**REQUIREMENTS:** Retype each entry below, keeping every character the same.

● ● ● ● ● ● ●

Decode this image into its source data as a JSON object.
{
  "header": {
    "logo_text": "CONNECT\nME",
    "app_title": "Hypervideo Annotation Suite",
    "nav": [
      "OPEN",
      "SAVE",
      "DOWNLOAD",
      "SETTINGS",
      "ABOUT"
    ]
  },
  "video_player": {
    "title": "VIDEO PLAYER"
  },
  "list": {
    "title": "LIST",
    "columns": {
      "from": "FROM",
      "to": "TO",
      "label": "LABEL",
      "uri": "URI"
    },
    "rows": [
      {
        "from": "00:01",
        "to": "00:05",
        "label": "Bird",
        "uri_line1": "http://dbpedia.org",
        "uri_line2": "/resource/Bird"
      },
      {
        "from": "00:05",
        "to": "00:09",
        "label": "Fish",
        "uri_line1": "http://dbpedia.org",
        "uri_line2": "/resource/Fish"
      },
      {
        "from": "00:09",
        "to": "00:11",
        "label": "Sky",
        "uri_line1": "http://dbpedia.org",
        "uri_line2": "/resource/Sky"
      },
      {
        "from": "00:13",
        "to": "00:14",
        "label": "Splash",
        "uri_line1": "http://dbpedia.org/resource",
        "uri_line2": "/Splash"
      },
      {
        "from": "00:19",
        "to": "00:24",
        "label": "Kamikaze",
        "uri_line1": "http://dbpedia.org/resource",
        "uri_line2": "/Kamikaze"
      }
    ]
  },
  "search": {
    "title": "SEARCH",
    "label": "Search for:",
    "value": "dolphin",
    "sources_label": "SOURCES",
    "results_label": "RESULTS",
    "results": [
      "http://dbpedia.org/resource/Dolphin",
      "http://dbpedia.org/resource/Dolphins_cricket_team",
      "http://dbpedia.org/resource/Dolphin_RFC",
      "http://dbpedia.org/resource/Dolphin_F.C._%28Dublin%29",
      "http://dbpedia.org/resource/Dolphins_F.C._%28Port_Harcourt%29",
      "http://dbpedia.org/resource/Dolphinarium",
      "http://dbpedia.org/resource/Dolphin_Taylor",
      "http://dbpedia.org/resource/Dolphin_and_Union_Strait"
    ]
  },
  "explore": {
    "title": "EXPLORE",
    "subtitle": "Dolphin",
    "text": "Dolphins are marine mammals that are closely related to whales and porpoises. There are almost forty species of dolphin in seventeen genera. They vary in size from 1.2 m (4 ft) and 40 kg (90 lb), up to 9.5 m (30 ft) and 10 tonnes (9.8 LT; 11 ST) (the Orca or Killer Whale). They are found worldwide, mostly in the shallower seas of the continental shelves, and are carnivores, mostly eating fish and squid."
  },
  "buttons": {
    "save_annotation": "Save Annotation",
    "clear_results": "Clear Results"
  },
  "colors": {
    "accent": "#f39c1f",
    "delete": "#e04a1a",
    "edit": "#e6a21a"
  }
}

● ● ● ● ● ● ●

**THE RESULT:**
Decode this image into its source data as a JSON object.
{
  "header": {
    "logo_text": "CONNECT\nME",
    "app_title": "Hypervideo Annotation Suite",
    "nav": [
      "OPEN",
      "SAVE",
      "DOWNLOAD",
      "SETTINGS",
      "ABOUT"
    ]
  },
  "video_player": {
    "title": "VIDEO PLAYER"
  },
  "list": {
    "title": "LIST",
    "columns": {
      "from": "FROM",
      "to": "TO",
      "label": "LABEL",
      "uri": "URI"
    },
    "rows": [
      {
        "from": "00:01",
        "to": "00:05",
        "label": "Bird",
        "uri_line1": "http://dbpedia.org",
        "uri_line2": "/resource/Bird"
      },
      {
        "from": "00:05",
        "to": "00:09",
        "label": "Fish",
        "uri_line1": "http://dbpedia.org",
        "uri_line2": "/resource/Fish"
      },
      {
        "from": "00:09",
        "to": "00:11",
        "label": "Sky",
        "uri_line1": "http://dbpedia.org",
        "uri_line2": "/resource/Sky"
      },
      {
        "from": "00:13",
        "to": "00:14",
        "label": "Splash",
        "uri_line1": "http://dbpedia.org/resource",
        "uri_line2": "/Splash"
      },
      {
        "from": "00:19",
        "to": "00:24",
        "label": "Kamikaze",
        "uri_line1": "http://dbpedia.org/resource",
        "uri_line2": "/Kamikaze"
      }
    ]
  },
  "search": {
    "title": "SEARCH",
    "label": "Search for:",
    "value": "dolphin",
    "sources_label": "SOURCES",
    "results_label": "RESULTS",
    "results": [
      "http://dbpedia.org/resource/Dolphin",
      "http://dbpedia.org/resource/Dolphins_cricket_team",
      "http://dbpedia.org/resource/Dolphin_RFC",
      "http://dbpedia.org/resource/Dolphin_F.C._%28Dublin%29",
      "http://dbpedia.org/resource/Dolphins_F.C._%28Port_Harcourt%29",
      "http://dbpedia.org/resource/Dolphinarium",
      "http://dbpedia.org/resource/Dolphin_Taylor",
      "http://dbpedia.org/resource/Dolphin_and_Union_Strait"
    ]
  },
  "explore": {
    "title": "EXPLORE",
    "subtitle": "Dolphin",
    "text": "Dolphins are marine mammals that are closely related to whales and porpoises. There are almost forty species of dolphin in seventeen genera. They vary in size from 1.2 m (4 ft) and 40 kg (90 lb), up to 9.5 m (30 ft) and 10 tonnes (9.8 LT; 11 ST) (the Orca or Killer Whale). They are found worldwide, mostly in the shallower seas of the continental shelves, and are carnivores, mostly eating fish and squid."
  },
  "buttons": {
    "save_annotation": "Save Annotation",
    "clear_results": "Clear Results"
  },
  "colors": {
    "accent": "#f39c1f",
    "delete": "#e04a1a",
    "edit": "#e6a21a"
  }
}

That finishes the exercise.